Task description:
Return the whole listing, keeping every character the same.

Entries:
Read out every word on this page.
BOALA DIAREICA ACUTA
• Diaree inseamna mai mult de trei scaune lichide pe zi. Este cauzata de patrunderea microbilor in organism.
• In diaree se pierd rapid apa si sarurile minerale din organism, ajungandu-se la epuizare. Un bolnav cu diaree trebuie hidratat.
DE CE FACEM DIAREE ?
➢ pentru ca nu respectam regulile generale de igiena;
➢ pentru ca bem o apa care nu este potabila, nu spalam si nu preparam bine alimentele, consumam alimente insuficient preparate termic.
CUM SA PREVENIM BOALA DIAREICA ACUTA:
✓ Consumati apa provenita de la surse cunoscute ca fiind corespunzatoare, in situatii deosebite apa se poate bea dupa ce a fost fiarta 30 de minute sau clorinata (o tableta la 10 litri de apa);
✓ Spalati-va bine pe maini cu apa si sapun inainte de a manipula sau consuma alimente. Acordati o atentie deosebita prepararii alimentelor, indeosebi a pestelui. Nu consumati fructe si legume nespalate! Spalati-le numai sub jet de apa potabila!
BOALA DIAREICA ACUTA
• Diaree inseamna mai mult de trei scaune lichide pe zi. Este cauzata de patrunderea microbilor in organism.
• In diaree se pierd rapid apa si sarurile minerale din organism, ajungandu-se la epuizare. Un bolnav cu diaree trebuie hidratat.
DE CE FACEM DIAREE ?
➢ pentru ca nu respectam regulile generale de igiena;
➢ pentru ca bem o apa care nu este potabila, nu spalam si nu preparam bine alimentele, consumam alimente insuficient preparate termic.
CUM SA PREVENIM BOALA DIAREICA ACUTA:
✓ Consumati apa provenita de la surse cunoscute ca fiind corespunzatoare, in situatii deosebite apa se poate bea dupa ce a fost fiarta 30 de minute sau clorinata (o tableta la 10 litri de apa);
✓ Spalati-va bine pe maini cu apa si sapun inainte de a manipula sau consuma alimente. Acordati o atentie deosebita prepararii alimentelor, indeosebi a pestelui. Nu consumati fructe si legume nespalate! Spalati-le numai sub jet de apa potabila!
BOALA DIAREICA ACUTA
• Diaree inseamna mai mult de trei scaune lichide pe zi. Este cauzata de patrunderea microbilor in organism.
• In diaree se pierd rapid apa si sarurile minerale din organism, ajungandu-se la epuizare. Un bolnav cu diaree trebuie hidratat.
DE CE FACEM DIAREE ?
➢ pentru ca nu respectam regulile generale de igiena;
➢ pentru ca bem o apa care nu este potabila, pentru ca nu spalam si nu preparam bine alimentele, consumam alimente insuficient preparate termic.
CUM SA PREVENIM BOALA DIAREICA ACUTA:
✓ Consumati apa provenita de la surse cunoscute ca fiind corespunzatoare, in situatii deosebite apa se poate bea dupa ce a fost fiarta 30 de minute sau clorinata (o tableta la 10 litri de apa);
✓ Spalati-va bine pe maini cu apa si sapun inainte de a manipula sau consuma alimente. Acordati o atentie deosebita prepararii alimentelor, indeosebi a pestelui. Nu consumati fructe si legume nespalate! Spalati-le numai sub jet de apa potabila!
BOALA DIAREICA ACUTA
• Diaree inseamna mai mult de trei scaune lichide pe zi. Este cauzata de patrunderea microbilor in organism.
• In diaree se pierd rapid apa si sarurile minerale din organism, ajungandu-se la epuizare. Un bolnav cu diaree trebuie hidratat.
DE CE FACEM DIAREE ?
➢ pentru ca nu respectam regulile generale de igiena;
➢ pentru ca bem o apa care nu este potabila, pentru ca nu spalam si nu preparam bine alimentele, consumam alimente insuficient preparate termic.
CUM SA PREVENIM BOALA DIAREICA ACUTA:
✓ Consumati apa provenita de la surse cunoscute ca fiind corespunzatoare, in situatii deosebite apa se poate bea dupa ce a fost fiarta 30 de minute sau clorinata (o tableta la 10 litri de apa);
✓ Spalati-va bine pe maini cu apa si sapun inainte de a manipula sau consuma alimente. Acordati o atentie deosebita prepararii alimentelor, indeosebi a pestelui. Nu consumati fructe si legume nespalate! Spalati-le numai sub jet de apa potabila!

Problem solution:
Read out every word on this page.
BOALA DIAREICA ACUTA
• Diaree inseamna mai mult de trei scaune lichide pe zi. Este cauzata de patrunderea microbilor in organism.
• In diaree se pierd rapid apa si sarurile minerale din organism, ajungandu-se la epuizare. Un bolnav cu diaree trebuie hidratat.
DE CE FACEM DIAREE ?
➢ pentru ca nu respectam regulile generale de igiena;
➢ pentru ca bem o apa care nu este potabila, nu spalam si nu preparam bine alimentele, consumam alimente insuficient preparate termic.
CUM SA PREVENIM BOALA DIAREICA ACUTA:
✓ Consumati apa provenita de la surse cunoscute ca fiind corespunzatoare, in situatii deosebite apa se poate bea dupa ce a fost fiarta 30 de minute sau clorinata (o tableta la 10 litri de apa);
✓ Spalati-va bine pe maini cu apa si sapun inainte de a manipula sau consuma alimente. Acordati o atentie deosebita prepararii alimentelor, indeosebi a pestelui. Nu consumati fructe si legume nespalate! Spalati-le numai sub jet de apa potabila!
BOALA DIAREICA ACUTA
• Diaree inseamna mai mult de trei scaune lichide pe zi. Este cauzata de patrunderea microbilor in organism.
• In diaree se pierd rapid apa si sarurile minerale din organism, ajungandu-se la epuizare. Un bolnav cu diaree trebuie hidratat.
DE CE FACEM DIAREE ?
➢ pentru ca nu respectam regulile generale de igiena;
➢ pentru ca bem o apa care nu este potabila, nu spalam si nu preparam bine alimentele, consumam alimente insuficient preparate termic.
CUM SA PREVENIM BOALA DIAREICA ACUTA:
✓ Consumati apa provenita de la surse cunoscute ca fiind corespunzatoare, in situatii deosebite apa se poate bea dupa ce a fost fiarta 30 de minute sau clorinata (o tableta la 10 litri de apa);
✓ Spalati-va bine pe maini cu apa si sapun inainte de a manipula sau consuma alimente. Acordati o atentie deosebita prepararii alimentelor, indeosebi a pestelui. Nu consumati fructe si legume nespalate! Spalati-le numai sub jet de apa potabila!
BOALA DIAREICA ACUTA
• Diaree inseamna mai mult de trei scaune lichide pe zi. Este cauzata de patrunderea microbilor in organism.
• In diaree se pierd rapid apa si sarurile minerale din organism, ajungandu-se la epuizare. Un bolnav cu diaree trebuie hidratat.
DE CE FACEM DIAREE ?
➢ pentru ca nu respectam regulile generale de igiena;
➢ pentru ca bem o apa care nu este potabila, pentru ca nu spalam si nu preparam bine alimentele, consumam alimente insuficient preparate termic.
CUM SA PREVENIM BOALA DIAREICA ACUTA:
✓ Consumati apa provenita de la surse cunoscute ca fiind corespunzatoare, in situatii deosebite apa se poate bea dupa ce a fost fiarta 30 de minute sau clorinata (o tableta la 10 litri de apa);
✓ Spalati-va bine pe maini cu apa si sapun inainte de a manipula sau consuma alimente. Acordati o atentie deosebita prepararii alimentelor, indeosebi a pestelui. Nu consumati fructe si legume nespalate! Spalati-le numai sub jet de apa potabila!
BOALA DIAREICA ACUTA
• Diaree inseamna mai mult de trei scaune lichide pe zi. Este cauzata de patrunderea microbilor in organism.
• In diaree se pierd rapid apa si sarurile minerale din organism, ajungandu-se la epuizare. Un bolnav cu diaree trebuie hidratat.
DE CE FACEM DIAREE ?
➢ pentru ca nu respectam regulile generale de igiena;
➢ pentru ca bem o apa care nu este potabila, pentru ca nu spalam si nu preparam bine alimentele, consumam alimente insuficient preparate termic.
CUM SA PREVENIM BOALA DIAREICA ACUTA:
✓ Consumati apa provenita de la surse cunoscute ca fiind corespunzatoare, in situatii deosebite apa se poate bea dupa ce a fost fiarta 30 de minute sau clorinata (o tableta la 10 litri de apa);
✓ Spalati-va bine pe maini cu apa si sapun inainte de a manipula sau consuma alimente. Acordati o atentie deosebita prepararii alimentelor, indeosebi a pestelui. Nu consumati fructe si legume nespalate! Spalati-le numai sub jet de apa potabila!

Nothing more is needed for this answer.